# TASK INSTRUCTIONS:
Reproduce each line exactly, including spacing and punctuation.

# # #

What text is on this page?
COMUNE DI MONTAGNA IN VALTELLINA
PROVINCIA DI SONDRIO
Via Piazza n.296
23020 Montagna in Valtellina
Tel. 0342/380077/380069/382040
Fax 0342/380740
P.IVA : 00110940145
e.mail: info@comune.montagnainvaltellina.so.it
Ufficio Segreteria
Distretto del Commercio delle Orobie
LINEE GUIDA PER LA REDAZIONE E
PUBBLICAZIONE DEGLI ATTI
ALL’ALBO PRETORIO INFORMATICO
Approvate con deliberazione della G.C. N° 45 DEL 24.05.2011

# # #

# FULL OUTPUT:
What text is on this page?
COMUNE DI MONTAGNA IN VALTELLINA
PROVINCIA DI SONDRIO
Via Piazza n.296
23020 Montagna in Valtellina
Tel. 0342/380077/380069/382040
Fax 0342/380740
P.IVA : 00110940145
e.mail: info@comune.montagnainvaltellina.so.it
Ufficio Segreteria
Distretto del Commercio delle Orobie
LINEE GUIDA PER LA REDAZIONE E
PUBBLICAZIONE DEGLI ATTI
ALL’ALBO PRETORIO INFORMATICO
Approvate con deliberazione della G.C. N° 45 DEL 24.05.2011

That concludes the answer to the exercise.